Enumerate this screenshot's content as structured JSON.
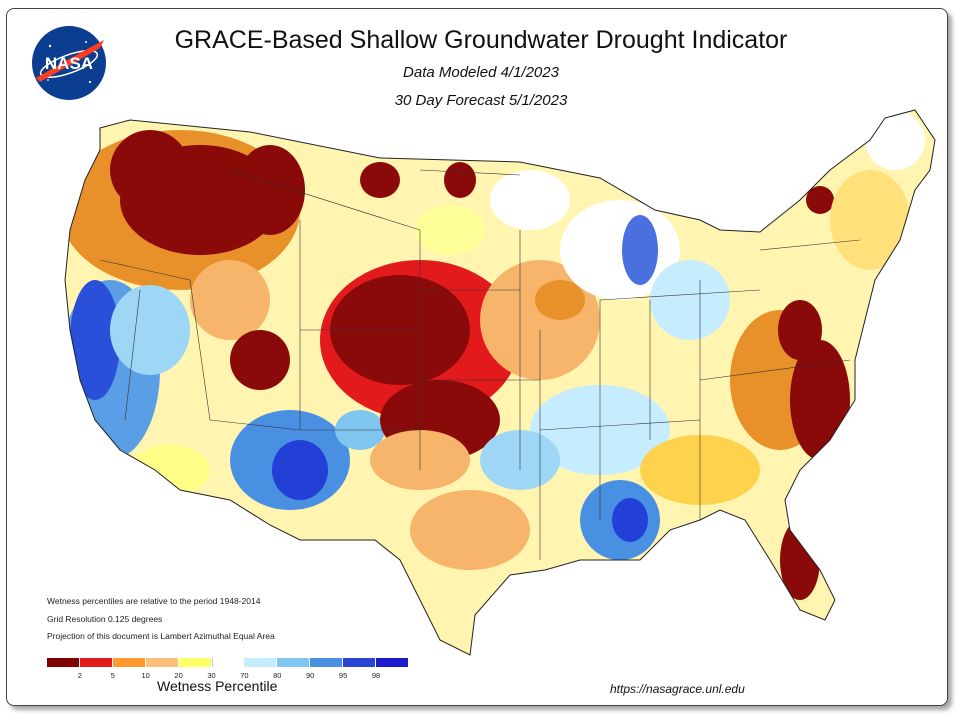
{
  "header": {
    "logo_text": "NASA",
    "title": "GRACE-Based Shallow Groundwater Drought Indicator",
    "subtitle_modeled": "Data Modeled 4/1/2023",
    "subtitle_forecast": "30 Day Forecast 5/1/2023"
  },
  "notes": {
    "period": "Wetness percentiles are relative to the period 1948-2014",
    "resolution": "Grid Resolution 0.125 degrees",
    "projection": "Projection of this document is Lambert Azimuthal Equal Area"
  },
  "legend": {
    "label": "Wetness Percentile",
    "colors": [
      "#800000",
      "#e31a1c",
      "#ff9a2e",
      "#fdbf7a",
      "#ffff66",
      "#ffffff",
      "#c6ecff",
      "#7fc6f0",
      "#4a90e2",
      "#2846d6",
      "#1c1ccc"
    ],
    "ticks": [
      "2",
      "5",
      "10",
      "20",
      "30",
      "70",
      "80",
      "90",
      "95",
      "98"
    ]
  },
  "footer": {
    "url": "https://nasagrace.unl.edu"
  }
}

AIM
Repeat everything in the records precisely. Images are excluded from the copy.

SOLUTION TO THIS PROBLEM
Enumerate this screenshot's content as structured JSON.
{
  "header": {
    "logo_text": "NASA",
    "title": "GRACE-Based Shallow Groundwater Drought Indicator",
    "subtitle_modeled": "Data Modeled 4/1/2023",
    "subtitle_forecast": "30 Day Forecast 5/1/2023"
  },
  "notes": {
    "period": "Wetness percentiles are relative to the period 1948-2014",
    "resolution": "Grid Resolution 0.125 degrees",
    "projection": "Projection of this document is Lambert Azimuthal Equal Area"
  },
  "legend": {
    "label": "Wetness Percentile",
    "colors": [
      "#800000",
      "#e31a1c",
      "#ff9a2e",
      "#fdbf7a",
      "#ffff66",
      "#ffffff",
      "#c6ecff",
      "#7fc6f0",
      "#4a90e2",
      "#2846d6",
      "#1c1ccc"
    ],
    "ticks": [
      "2",
      "5",
      "10",
      "20",
      "30",
      "70",
      "80",
      "90",
      "95",
      "98"
    ]
  },
  "footer": {
    "url": "https://nasagrace.unl.edu"
  }
}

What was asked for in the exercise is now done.